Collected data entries
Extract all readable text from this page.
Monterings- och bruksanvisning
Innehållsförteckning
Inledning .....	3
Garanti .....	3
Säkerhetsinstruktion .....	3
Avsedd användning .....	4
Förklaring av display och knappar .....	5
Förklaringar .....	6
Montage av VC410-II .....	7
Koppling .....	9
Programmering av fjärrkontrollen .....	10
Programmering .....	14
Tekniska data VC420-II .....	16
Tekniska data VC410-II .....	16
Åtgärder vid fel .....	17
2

WHAT IS REQUIRED =>
Please set down all the data word for word.

RESPONSE TO THE EXERCISE =>
Extract all readable text from this page.
Monterings- och bruksanvisning
Innehållsförteckning
Inledning .....	3
Garanti .....	3
Säkerhetsinstruktion .....	3
Avsedd användning .....	4
Förklaring av display och knappar .....	5
Förklaringar .....	6
Montage av VC410-II .....	7
Koppling .....	9
Programmering av fjärrkontrollen .....	10
Programmering .....	14
Tekniska data VC420-II .....	16
Tekniska data VC410-II .....	16
Åtgärder vid fel .....	17
2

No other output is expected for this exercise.